**EXCERPTED PASSAGE**
• • • • •

SPEAKER_03It's a brilliant sequence, it really is. And and and and uh this is the type of this is what's always fascinating about these type of movies, is that there's an idea that's come up out of a suggestion that you've done off the top of your head, effectively, which the director's gone, brilliant, away you go, Paul, and you've gone, uh right. And then you've had to go off and think, okay, I've got to try and make this real, and with a whole bunch of different elements, including the the the set that's being built of um uh Robert Vaughan's little lair in the studio, which I think was actually the base was a real dry ski slope, which they built on uh in the studio for uh I don't know how long I think about 11 weeks, I think it they said something in in relation to the construction of it. Um and it's um uh Epsom salts was the best type of snow that they could find to cover it and make it look real. So huge lengths going to uh the job in Calgary, Greg Elam jumping from that is and the shot you see in the film because of the the the the the tablecloth flapping, you don't see that because of where you've positioned the camera and where you've got everything look that's magnificent too. In this little making of documentary, there's a lovely moment of Mark Boyle uh watching and and and giving Greg uh he's he's his sort of stop at the bottom of this little slope where he's going through it and going through it, and at the end just managing to try and stand up all the way to the bottom before falling over. So there's lots of many, many elements to come in, and it's a really, really clever sequence. Then, of course, you've got Richard Pryor walking in the street with the sticks and looking up and going and doing that thing he does, you know. But it's such a clever moment based out of nothing at all. You must be incredibly proud of that when you looked at it. I mean, the edit's wonderful.
SPEAKER_02It yeah, I I was proud that it edited it together quite well. Yeah, great. Um, but I'll always uh admire the courage of um Greg Eland because when you were 307 feet, we were up on that, and we had a uh a rig over the top uh for the cable to go out on. But Greg had to sit on the edge um and he's on one cable and wait. And wait until looking straight down, uh had a uh enormous crash um airbag there down there just in case. But um I knew he wouldn't use it. I mean, you you don't the the centre slows you down at the bottom at the bottom. Um but for his courage to be sitting there, and I said, Greg, the the first foot you're gonna drop out because you've got to drop first and then swing, and I've got to level him up so he's he's facing the right way. Yeah. So he's tend to swing on the on the cable. I said the first two feet or foot so that you're gonna jump fall out will like feel like fifty feet. Just can take it easy. I'm gonna straighten you up and uh you'll be ready to go. But can you imagine just slip slipping off your your bum off the edge and then just dropping directly dropping that's um unbelievable, isn't it? Having to wait there and uh be guided and then and on action uh just let it go.

• • • • •

**EXTRACTED MATERIAL**

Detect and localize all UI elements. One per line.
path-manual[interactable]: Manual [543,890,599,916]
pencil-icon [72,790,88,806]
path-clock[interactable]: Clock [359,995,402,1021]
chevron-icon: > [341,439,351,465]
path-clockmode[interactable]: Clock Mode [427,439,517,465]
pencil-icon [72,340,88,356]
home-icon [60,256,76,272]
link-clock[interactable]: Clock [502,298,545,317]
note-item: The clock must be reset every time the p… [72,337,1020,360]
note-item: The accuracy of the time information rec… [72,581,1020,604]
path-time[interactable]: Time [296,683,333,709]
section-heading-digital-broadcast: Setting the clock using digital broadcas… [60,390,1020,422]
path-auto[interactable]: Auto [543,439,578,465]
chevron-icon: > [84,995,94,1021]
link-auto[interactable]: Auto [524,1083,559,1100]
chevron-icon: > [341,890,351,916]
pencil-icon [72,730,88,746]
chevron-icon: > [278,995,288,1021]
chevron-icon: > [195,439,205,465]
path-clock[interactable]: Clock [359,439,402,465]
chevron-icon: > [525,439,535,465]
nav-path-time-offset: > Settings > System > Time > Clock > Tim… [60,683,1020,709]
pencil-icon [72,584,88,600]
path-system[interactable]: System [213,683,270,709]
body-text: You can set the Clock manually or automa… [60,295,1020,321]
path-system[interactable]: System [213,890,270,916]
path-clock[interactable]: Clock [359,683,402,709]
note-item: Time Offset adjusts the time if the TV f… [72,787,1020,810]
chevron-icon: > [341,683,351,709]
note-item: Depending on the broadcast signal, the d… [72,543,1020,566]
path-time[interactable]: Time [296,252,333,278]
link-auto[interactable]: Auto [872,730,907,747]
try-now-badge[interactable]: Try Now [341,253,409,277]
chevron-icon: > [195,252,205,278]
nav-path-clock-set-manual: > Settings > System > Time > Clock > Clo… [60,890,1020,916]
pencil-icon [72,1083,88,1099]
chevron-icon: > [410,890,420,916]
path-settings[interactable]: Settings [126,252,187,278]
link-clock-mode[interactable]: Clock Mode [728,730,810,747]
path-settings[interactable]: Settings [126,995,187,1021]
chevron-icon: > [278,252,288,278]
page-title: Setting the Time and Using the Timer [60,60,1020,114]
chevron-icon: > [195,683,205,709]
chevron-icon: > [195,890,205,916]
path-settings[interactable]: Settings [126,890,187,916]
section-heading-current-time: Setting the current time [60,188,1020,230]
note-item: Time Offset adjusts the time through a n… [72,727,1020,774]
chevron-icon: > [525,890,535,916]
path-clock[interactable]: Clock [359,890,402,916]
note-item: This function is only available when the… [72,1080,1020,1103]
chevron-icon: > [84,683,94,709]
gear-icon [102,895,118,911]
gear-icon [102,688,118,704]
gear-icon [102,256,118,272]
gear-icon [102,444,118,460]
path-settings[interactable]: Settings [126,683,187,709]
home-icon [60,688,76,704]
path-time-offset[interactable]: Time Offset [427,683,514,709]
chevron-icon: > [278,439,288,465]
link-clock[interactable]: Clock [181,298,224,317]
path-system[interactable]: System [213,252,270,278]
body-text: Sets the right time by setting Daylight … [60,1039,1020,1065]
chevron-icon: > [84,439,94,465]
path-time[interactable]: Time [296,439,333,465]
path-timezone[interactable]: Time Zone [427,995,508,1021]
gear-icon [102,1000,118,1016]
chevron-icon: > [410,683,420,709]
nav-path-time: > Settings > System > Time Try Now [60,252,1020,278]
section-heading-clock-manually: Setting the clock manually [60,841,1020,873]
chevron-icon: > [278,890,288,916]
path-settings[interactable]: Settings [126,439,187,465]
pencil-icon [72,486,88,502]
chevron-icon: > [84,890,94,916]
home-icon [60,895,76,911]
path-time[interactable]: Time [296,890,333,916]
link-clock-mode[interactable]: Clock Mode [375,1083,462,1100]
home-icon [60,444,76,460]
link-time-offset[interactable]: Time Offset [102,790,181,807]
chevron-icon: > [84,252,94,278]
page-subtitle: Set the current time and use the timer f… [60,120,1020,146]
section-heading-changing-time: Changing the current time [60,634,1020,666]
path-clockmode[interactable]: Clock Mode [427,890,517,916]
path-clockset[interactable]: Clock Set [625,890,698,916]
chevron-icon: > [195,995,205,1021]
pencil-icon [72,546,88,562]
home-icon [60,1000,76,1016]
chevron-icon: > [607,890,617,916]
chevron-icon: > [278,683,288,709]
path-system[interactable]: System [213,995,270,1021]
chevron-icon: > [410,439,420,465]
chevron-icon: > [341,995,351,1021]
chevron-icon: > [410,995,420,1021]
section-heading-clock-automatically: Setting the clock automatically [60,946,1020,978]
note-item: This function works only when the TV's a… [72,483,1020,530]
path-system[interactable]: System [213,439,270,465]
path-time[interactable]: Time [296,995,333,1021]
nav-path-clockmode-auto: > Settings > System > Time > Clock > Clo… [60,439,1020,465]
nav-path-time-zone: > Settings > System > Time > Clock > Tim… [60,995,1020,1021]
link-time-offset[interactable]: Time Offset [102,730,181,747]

• • • • •

**TASK REQUIREMENTS**
Summarize the interview excerpt in two sentences. The items above are separate material from the interview excerpt.

**RESPONSE TO THE EXERCISE**
The first speaker praises a film sequence that grew from an off-the-cuff suggestion, noting that Robert Vaughan's lair was built in the studio on what the speaker thinks was a real dry ski slope, covered with Epsom salts to look like snow. The second speaker, proud of how the sequence edited together, admires the courage of the stunt performer who sat on the edge at 307 feet on a single cable, with a crash airbag below, waiting to drop on action.